Exercise brief — Return, unchanged, the lines of the records from the line with "system-clock[interactable]: 11:29 AM" up to and including the line with "739, 329, 757]".

Source records —
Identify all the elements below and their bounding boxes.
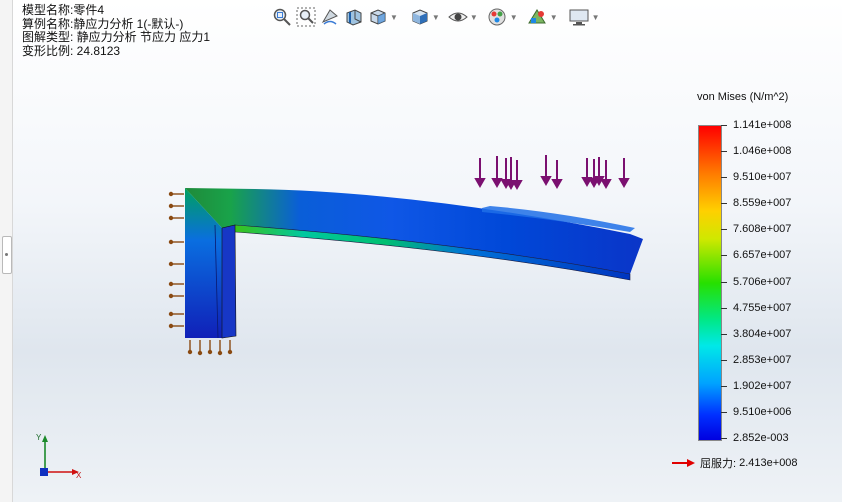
- leg-side-face: [221, 224, 237, 339]
- section-view-icon: [346, 9, 362, 26]
- apply-scene-button[interactable]: ▼: [526, 6, 558, 28]
- legend-tick-label: 6.657e+007: [733, 249, 792, 261]
- chevron-down-icon: ▼: [591, 12, 600, 22]
- stress-result-model: [168, 155, 643, 356]
- zoom-to-area-icon: [296, 7, 316, 27]
- load-arrows: [474, 155, 630, 191]
- previous-view-icon: [321, 9, 338, 25]
- chevron-down-icon: ▼: [431, 12, 440, 22]
- legend-tick-label: 9.510e+007: [733, 171, 792, 183]
- legend-tick: [721, 308, 727, 309]
- yield-value: 2.413e+008: [739, 457, 798, 469]
- legend-tick: [721, 282, 727, 283]
- legend-color-bar: [698, 125, 722, 441]
- view-settings-button[interactable]: ▼: [568, 6, 600, 28]
- yield-strength-indicator: 屈服力: 2.413e+008: [672, 455, 798, 471]
- triad-y-label: Y: [36, 433, 42, 442]
- model-name-text: 模型名称:零件4: [22, 3, 105, 17]
- legend-tick-label: 1.141e+008: [733, 119, 792, 131]
- legend-tick: [721, 151, 727, 152]
- chevron-down-icon: ▼: [549, 12, 558, 22]
- legend-tick: [721, 438, 727, 439]
- study-name-text: 算例名称:静应力分析 1(-默认-): [22, 16, 184, 31]
- chevron-down-icon: ▼: [509, 12, 518, 22]
- legend-tick: [721, 177, 727, 178]
- legend-tick: [721, 203, 727, 204]
- view-settings-icon: [569, 9, 589, 26]
- legend-tick-label: 1.902e+007: [733, 380, 792, 392]
- edit-appearance-icon: [488, 8, 506, 26]
- study-info-block: 模型名称:零件4 算例名称:静应力分析 1(-默认-) 图解类型: 静应力分析 …: [22, 3, 211, 58]
- edit-appearance-button[interactable]: ▼: [486, 6, 518, 28]
- chevron-down-icon: ▼: [469, 12, 478, 22]
- legend-tick-label: 9.510e+006: [733, 406, 792, 418]
- deformation-scale-text: 变形比例: 24.8123: [22, 43, 121, 58]
- legend-tick: [721, 412, 727, 413]
- plot-type-text: 图解类型: 静应力分析 节应力 应力1: [22, 30, 211, 44]
- legend-tick-label: 3.804e+007: [733, 328, 792, 340]
- legend-tick-label: 8.559e+007: [733, 197, 792, 209]
- section-view-button[interactable]: [344, 6, 364, 28]
- heads-up-view-toolbar: ▼ ▼ ▼ ▼ ▼ ▼: [272, 4, 600, 30]
- legend-tick: [721, 229, 727, 230]
- legend-tick-label: 5.706e+007: [733, 276, 792, 288]
- reference-triad: Y X: [36, 433, 82, 480]
- display-style-icon: [412, 9, 428, 25]
- legend-tick: [721, 334, 727, 335]
- legend-tick-label: 2.852e-003: [733, 432, 789, 444]
- left-side-panel: [0, 0, 13, 502]
- zoom-to-fit-button[interactable]: [272, 6, 292, 28]
- view-orientation-button[interactable]: ▼: [368, 6, 398, 28]
- chevron-down-icon: ▼: [390, 12, 398, 22]
- zoom-to-fit-icon: [273, 8, 291, 26]
- view-orientation-icon: [370, 9, 386, 25]
- hide-show-items-icon: [448, 12, 468, 22]
- yield-label: 屈服力:: [700, 458, 737, 470]
- previous-view-button[interactable]: [320, 6, 340, 28]
- legend-tick: [721, 360, 727, 361]
- yield-arrow-icon: [672, 459, 695, 467]
- triad-x-label: X: [76, 471, 82, 480]
- legend-tick-label: 7.608e+007: [733, 223, 792, 235]
- legend-tick: [721, 255, 727, 256]
- display-style-button[interactable]: ▼: [410, 6, 440, 28]
- apply-scene-icon: [527, 9, 546, 24]
- hide-show-items-button[interactable]: ▼: [448, 6, 478, 28]
- legend-tick: [721, 386, 727, 387]
- legend-tick: [721, 125, 727, 126]
- legend-tick-label: 4.755e+007: [733, 302, 792, 314]
- panel-expand-handle[interactable]: [2, 236, 12, 274]
- legend-tick-label: 2.853e+007: [733, 354, 792, 366]
- zoom-to-area-button[interactable]: [296, 6, 316, 28]
- legend-tick-label: 1.046e+008: [733, 145, 792, 157]
- legend-title: von Mises (N/m^2): [697, 91, 789, 103]
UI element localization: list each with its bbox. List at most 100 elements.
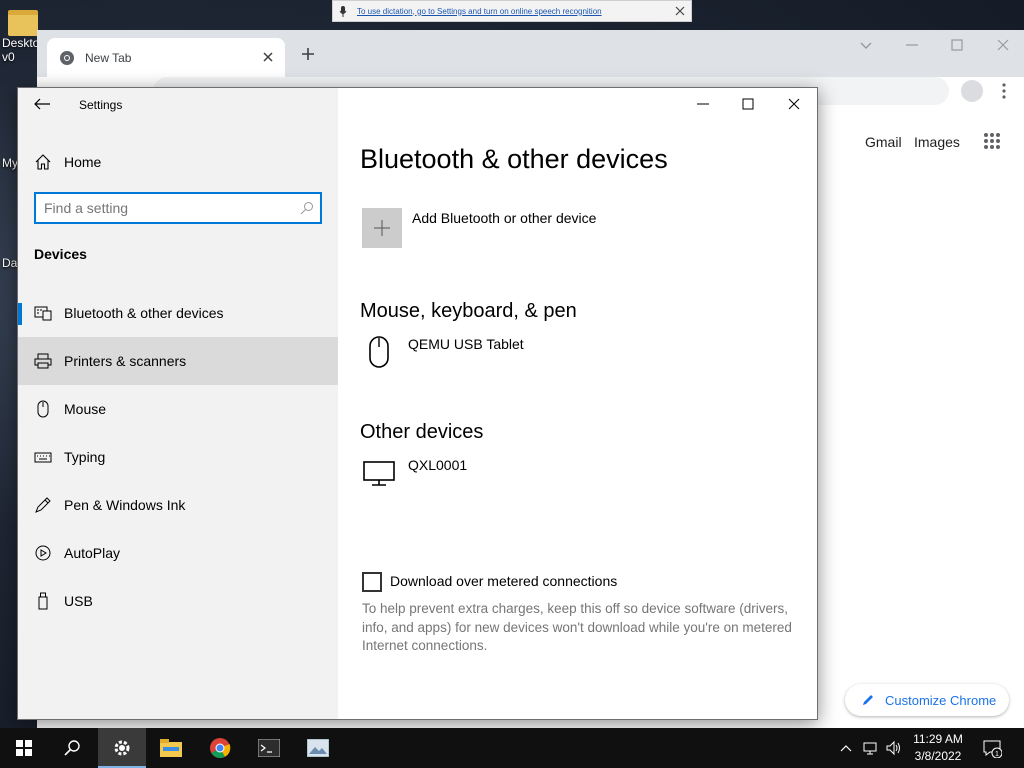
system-clock[interactable]: 11:29 AM 3/8/2022	[906, 731, 970, 765]
metered-connections-checkbox[interactable]	[362, 572, 382, 592]
autoplay-icon	[35, 545, 51, 561]
more-menu-icon[interactable]	[997, 81, 1011, 101]
pen-icon	[35, 497, 51, 513]
folder-icon	[160, 739, 182, 757]
keyboard-icon	[34, 452, 52, 463]
taskbar: 11:29 AM 3/8/2022 1	[0, 728, 1024, 768]
bluetooth-devices-icon	[34, 306, 52, 321]
search-icon	[300, 202, 313, 215]
dictation-banner: To use dictation, go to Settings and tur…	[332, 0, 692, 22]
printer-icon	[34, 353, 52, 369]
customize-chrome-button[interactable]: Customize Chrome	[845, 684, 1009, 716]
search-icon	[64, 740, 80, 756]
photo-viewer-icon	[307, 739, 329, 757]
add-device-label[interactable]: Add Bluetooth or other device	[412, 210, 596, 226]
terminal-icon	[258, 739, 280, 757]
sidebar-item-autoplay[interactable]: AutoPlay	[18, 529, 338, 577]
notification-center-icon[interactable]: 1	[982, 738, 1002, 758]
sidebar-item-printers[interactable]: Printers & scanners	[18, 337, 338, 385]
device-qemu-usb-tablet[interactable]: QEMU USB Tablet	[408, 336, 524, 352]
taskbar-settings-app[interactable]	[98, 728, 146, 768]
sidebar-item-mouse[interactable]: Mouse	[18, 385, 338, 433]
customize-label: Customize Chrome	[885, 692, 997, 708]
chrome-tab-bar: New Tab	[37, 30, 1024, 77]
sidebar-item-pen[interactable]: Pen & Windows Ink	[18, 481, 338, 529]
network-icon[interactable]	[863, 740, 879, 756]
chrome-logo-icon	[60, 50, 74, 65]
settings-content: Bluetooth & other devices Add Bluetooth …	[338, 88, 817, 719]
section-heading-mouse-keyboard-pen: Mouse, keyboard, & pen	[360, 300, 577, 322]
minimize-icon[interactable]	[903, 36, 921, 54]
desktop-icon[interactable]: Deskto v0	[2, 10, 42, 64]
pencil-icon	[863, 695, 873, 705]
taskbar-file-explorer[interactable]	[147, 728, 195, 768]
folder-icon	[8, 10, 38, 36]
settings-window: Settings Home Devices Bluetooth & other …	[17, 87, 818, 720]
taskbar-terminal[interactable]	[245, 728, 293, 768]
metered-help-text: To help prevent extra charges, keep this…	[362, 601, 792, 653]
page-title: Bluetooth & other devices	[360, 144, 668, 174]
window-title: Settings	[79, 98, 123, 112]
sidebar-item-label: AutoPlay	[64, 545, 121, 561]
home-link[interactable]: Home	[34, 151, 101, 173]
add-device-button[interactable]	[362, 208, 402, 248]
home-label: Home	[64, 154, 102, 170]
maximize-icon[interactable]	[740, 96, 756, 112]
close-tab-icon[interactable]	[261, 50, 275, 64]
mouse-icon	[37, 400, 49, 418]
clock-time: 11:29 AM	[913, 732, 963, 746]
desktop-icon-label: My	[2, 156, 18, 170]
mouse-icon	[369, 336, 389, 368]
microphone-icon	[339, 5, 347, 17]
taskbar-chrome[interactable]	[196, 728, 244, 768]
chevron-up-icon[interactable]	[838, 740, 854, 756]
windows-logo-icon	[16, 740, 32, 756]
metered-connections-label[interactable]: Download over metered connections	[390, 573, 617, 589]
usb-icon	[38, 592, 48, 610]
selected-indicator	[18, 303, 22, 325]
monitor-icon	[363, 461, 395, 486]
plus-icon	[374, 220, 390, 236]
close-icon[interactable]	[786, 96, 802, 112]
notification-count: 1	[995, 751, 999, 758]
start-button[interactable]	[0, 728, 48, 768]
close-icon[interactable]	[994, 36, 1012, 54]
close-icon[interactable]	[673, 4, 687, 18]
desktop-icon-label: Deskto v0	[2, 36, 40, 64]
back-arrow-icon[interactable]	[32, 96, 52, 112]
clock-date: 3/8/2022	[914, 749, 962, 763]
maximize-icon[interactable]	[948, 36, 966, 54]
minimize-icon[interactable]	[695, 96, 711, 112]
gmail-link[interactable]: Gmail	[865, 134, 902, 150]
volume-icon[interactable]	[886, 740, 902, 756]
google-apps-icon[interactable]	[983, 132, 1001, 150]
sidebar-item-typing[interactable]: Typing	[18, 433, 338, 481]
tab-title: New Tab	[85, 50, 132, 65]
search-button[interactable]	[48, 728, 96, 768]
settings-sidebar: Settings Home Devices Bluetooth & other …	[18, 88, 338, 719]
profile-avatar-icon[interactable]	[961, 80, 983, 102]
chrome-logo-icon	[210, 738, 231, 758]
chrome-tab-new-tab[interactable]: New Tab	[47, 38, 285, 77]
section-heading: Devices	[34, 246, 87, 262]
tab-search-icon[interactable]	[857, 36, 875, 54]
search-input[interactable]	[44, 199, 294, 217]
sidebar-item-label: Mouse	[64, 401, 107, 417]
images-link[interactable]: Images	[914, 134, 960, 150]
sidebar-item-label: Printers & scanners	[64, 353, 187, 369]
sidebar-item-label: Bluetooth & other devices	[64, 305, 224, 321]
sidebar-item-label: USB	[64, 593, 93, 609]
device-qxl0001[interactable]: QXL0001	[408, 457, 467, 473]
sidebar-item-bluetooth[interactable]: Bluetooth & other devices	[18, 289, 338, 337]
sidebar-item-label: Typing	[64, 449, 106, 465]
sidebar-item-usb[interactable]: USB	[18, 577, 338, 625]
new-tab-icon[interactable]	[299, 45, 317, 63]
dictation-settings-link[interactable]: To use dictation, go to Settings and tur…	[357, 7, 602, 16]
section-heading-other-devices: Other devices	[360, 421, 484, 443]
home-icon	[35, 154, 51, 170]
sidebar-item-label: Pen & Windows Ink	[64, 497, 186, 513]
gear-icon	[114, 740, 130, 756]
taskbar-app[interactable]	[294, 728, 342, 768]
desktop-icon-label: Da	[2, 256, 18, 270]
search-box[interactable]	[34, 192, 322, 224]
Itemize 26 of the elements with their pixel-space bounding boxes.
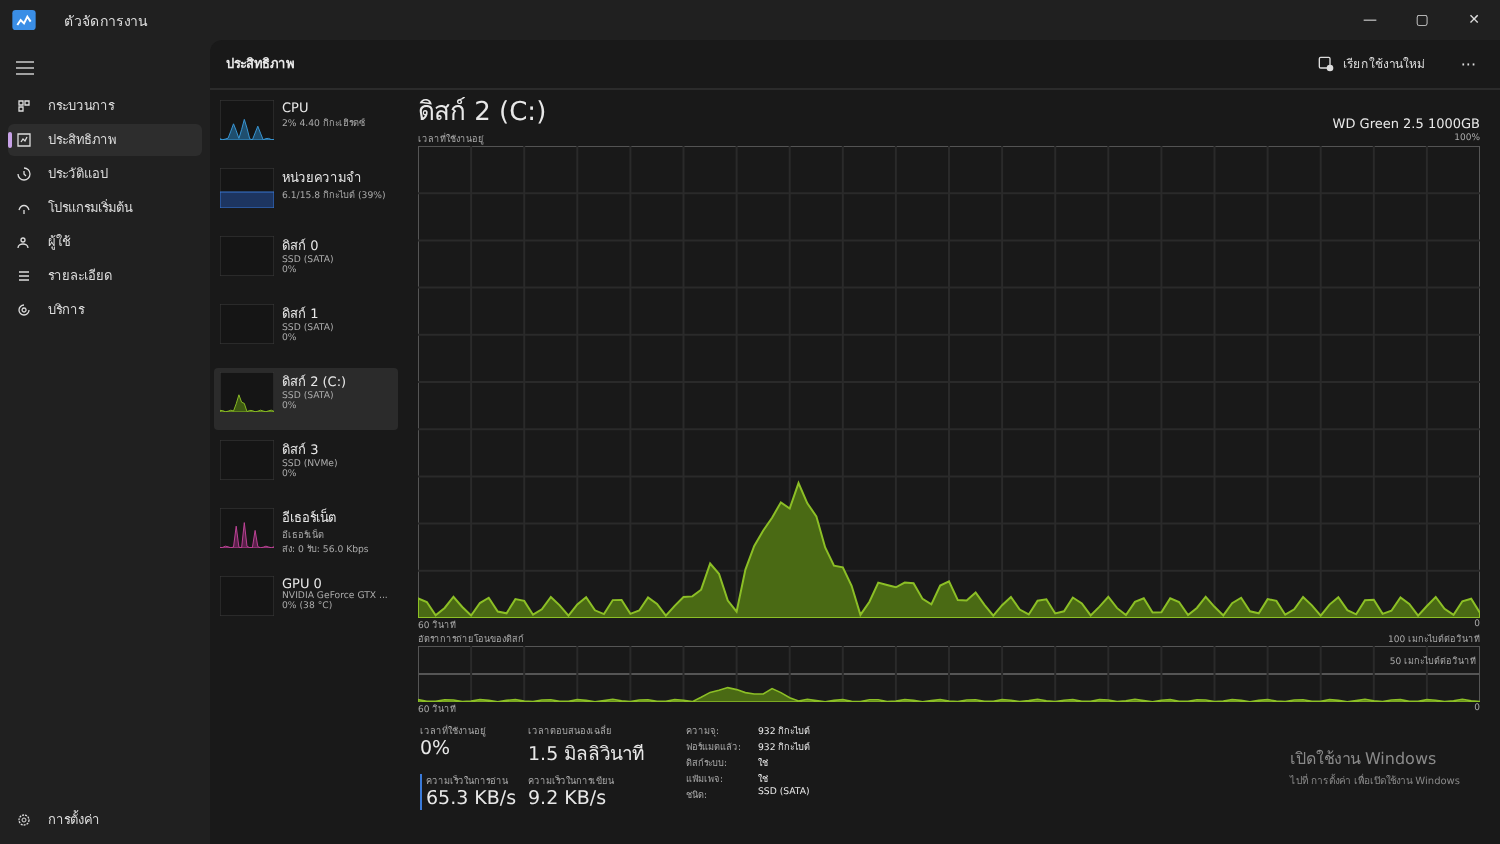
nav-icon [16,132,32,148]
device-graph [220,576,274,616]
device-graph [220,100,274,140]
menu-icon[interactable] [16,60,34,76]
stat-value: 9.2 KB/s [528,788,609,810]
device-graph [220,508,274,548]
nav-icon [16,98,32,114]
stat-value: 0% [420,738,453,760]
nav-icon [16,166,32,182]
nav-icon [16,234,32,250]
nav-icon [16,268,32,284]
app-icon [12,10,36,30]
device-graph [220,168,274,208]
gear-icon [16,812,32,828]
more-button[interactable]: ··· [1448,55,1488,73]
device-graph [220,372,274,412]
run-task-icon [1318,56,1335,72]
nav-icon [16,302,32,318]
device-graph [220,236,274,276]
disk-title: ดิสก์ 2 (C:) [418,95,547,132]
nav-icon [16,200,32,216]
device-graph [220,304,274,344]
stat-value: 1.5 มิลลิวินาที [528,742,645,768]
stat-value: 65.3 KB/s [426,788,517,810]
activation-title: เปิดใช้งาน Windows [1289,747,1439,772]
device-graph [220,440,274,480]
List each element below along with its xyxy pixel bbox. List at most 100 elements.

Response to the exercise —
system-clock[interactable]: 11:29 AM 3/8/2022	[906, 731, 970, 765]
metered-connections-checkbox[interactable]	[362, 572, 382, 592]
autoplay-icon	[35, 545, 51, 561]
more-menu-icon[interactable]	[997, 81, 1011, 101]
pen-icon	[35, 497, 51, 513]
folder-icon	[160, 739, 182, 757]
keyboard-icon	[34, 452, 52, 463]
taskbar: 11:29 AM 3/8/2022 1	[0, 728, 1024, 768]
bluetooth-devices-icon	[34, 306, 52, 321]
search-icon	[300, 202, 313, 215]
dictation-banner: To use dictation, go to Settings and tur…	[332, 0, 692, 22]
printer-icon	[34, 353, 52, 369]
customize-chrome-button[interactable]: Customize Chrome	[845, 684, 1009, 716]
search-icon	[64, 740, 80, 756]
photo-viewer-icon	[307, 739, 329, 757]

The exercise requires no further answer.